── Material shown ──

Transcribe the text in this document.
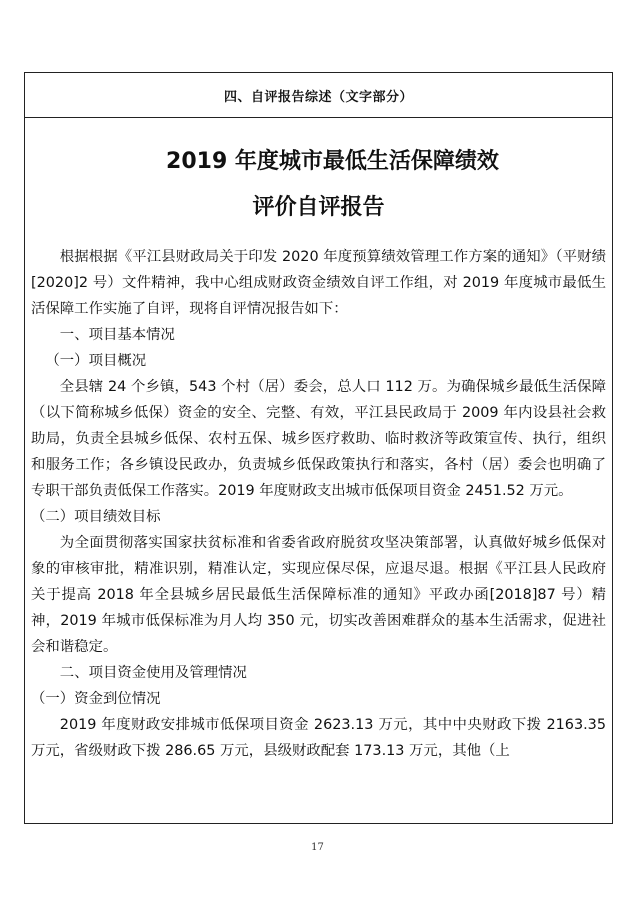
四、自评报告综述（文字部分）
2019 年度城市最低生活保障绩效
评价自评报告

根据根据《平江县财政局关于印发 2020 年度预算绩效管理工作方案的通知》（平财绩[2020]2 号）文件精神，我中心组成财政资金绩效自评工作组，对 2019 年度城市最低生活保障工作实施了自评，现将自评情况报告如下：

一、项目基本情况

（一）项目概况

全县辖 24 个乡镇，543 个村（居）委会，总人口 112 万。为确保城乡最低生活保障（以下简称城乡低保）资金的安全、完整、有效，平江县民政局于 2009 年内设县社会救助局，负责全县城乡低保、农村五保、城乡医疗救助、临时救济等政策宣传、执行，组织和服务工作；各乡镇设民政办，负责城乡低保政策执行和落实，各村（居）委会也明确了专职干部负责低保工作落实。2019 年度财政支出城市低保项目资金 2451.52 万元。

（二）项目绩效目标

为全面贯彻落实国家扶贫标准和省委省政府脱贫攻坚决策部署，认真做好城乡低保对象的审核审批，精准识别，精准认定，实现应保尽保，应退尽退。根据《平江县人民政府关于提高 2018 年全县城乡居民最低生活保障标准的通知》平政办函[2018]87 号）精神，2019 年城市低保标准为月人均 350 元，切实改善困难群众的基本生活需求，促进社会和谐稳定。

二、项目资金使用及管理情况

（一）资金到位情况

2019 年度财政安排城市低保项目资金 2623.13 万元，其中中央财政下拨 2163.35 万元，省级财政下拨 286.65 万元，县级财政配套 173.13 万元，其他（上

17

───

Exclude the pictures. Write out the remaining data exactly.

Transcribe the text in this document.
四、自评报告综述（文字部分）
2019 年度城市最低生活保障绩效
评价自评报告

根据根据《平江县财政局关于印发 2020 年度预算绩效管理工作方案的通知》（平财绩[2020]2 号）文件精神，我中心组成财政资金绩效自评工作组，对 2019 年度城市最低生活保障工作实施了自评，现将自评情况报告如下：

一、项目基本情况

（一）项目概况

全县辖 24 个乡镇，543 个村（居）委会，总人口 112 万。为确保城乡最低生活保障（以下简称城乡低保）资金的安全、完整、有效，平江县民政局于 2009 年内设县社会救助局，负责全县城乡低保、农村五保、城乡医疗救助、临时救济等政策宣传、执行，组织和服务工作；各乡镇设民政办，负责城乡低保政策执行和落实，各村（居）委会也明确了专职干部负责低保工作落实。2019 年度财政支出城市低保项目资金 2451.52 万元。

（二）项目绩效目标

为全面贯彻落实国家扶贫标准和省委省政府脱贫攻坚决策部署，认真做好城乡低保对象的审核审批，精准识别，精准认定，实现应保尽保，应退尽退。根据《平江县人民政府关于提高 2018 年全县城乡居民最低生活保障标准的通知》平政办函[2018]87 号）精神，2019 年城市低保标准为月人均 350 元，切实改善困难群众的基本生活需求，促进社会和谐稳定。

二、项目资金使用及管理情况

（一）资金到位情况

2019 年度财政安排城市低保项目资金 2623.13 万元，其中中央财政下拨 2163.35 万元，省级财政下拨 286.65 万元，县级财政配套 173.13 万元，其他（上

17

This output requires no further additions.